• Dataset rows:
####

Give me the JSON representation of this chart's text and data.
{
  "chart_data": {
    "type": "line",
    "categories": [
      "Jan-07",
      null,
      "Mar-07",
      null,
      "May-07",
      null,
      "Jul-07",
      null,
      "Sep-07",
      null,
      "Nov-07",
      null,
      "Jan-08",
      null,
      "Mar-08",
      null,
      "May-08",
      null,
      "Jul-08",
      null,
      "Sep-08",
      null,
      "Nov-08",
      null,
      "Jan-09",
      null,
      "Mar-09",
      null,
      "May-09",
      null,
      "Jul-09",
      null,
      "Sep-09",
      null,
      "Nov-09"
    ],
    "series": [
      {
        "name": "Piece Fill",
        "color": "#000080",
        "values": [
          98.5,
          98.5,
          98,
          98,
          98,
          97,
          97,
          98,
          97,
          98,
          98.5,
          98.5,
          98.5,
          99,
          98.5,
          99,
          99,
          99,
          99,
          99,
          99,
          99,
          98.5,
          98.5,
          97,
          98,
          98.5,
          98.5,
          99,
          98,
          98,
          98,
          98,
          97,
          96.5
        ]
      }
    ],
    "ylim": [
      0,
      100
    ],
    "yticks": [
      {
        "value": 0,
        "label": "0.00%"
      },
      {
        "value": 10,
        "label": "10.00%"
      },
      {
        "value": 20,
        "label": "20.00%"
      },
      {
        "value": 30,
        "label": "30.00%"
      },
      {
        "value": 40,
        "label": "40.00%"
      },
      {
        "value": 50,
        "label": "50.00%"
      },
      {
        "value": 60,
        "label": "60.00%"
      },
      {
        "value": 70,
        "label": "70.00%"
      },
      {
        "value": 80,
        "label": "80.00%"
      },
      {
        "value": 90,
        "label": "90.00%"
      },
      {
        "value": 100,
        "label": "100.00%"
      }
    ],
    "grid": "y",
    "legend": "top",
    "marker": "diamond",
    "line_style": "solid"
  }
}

####

• Problem requirements: Scan the entries above for the word "label" and collect each line holding it.

• Reply:
        "label": "0.00%"
        "label": "10.00%"
        "label": "20.00%"
        "label": "30.00%"
        "label": "40.00%"
        "label": "50.00%"
        "label": "60.00%"
        "label": "70.00%"
        "label": "80.00%"
        "label": "90.00%"
        "label": "100.00%"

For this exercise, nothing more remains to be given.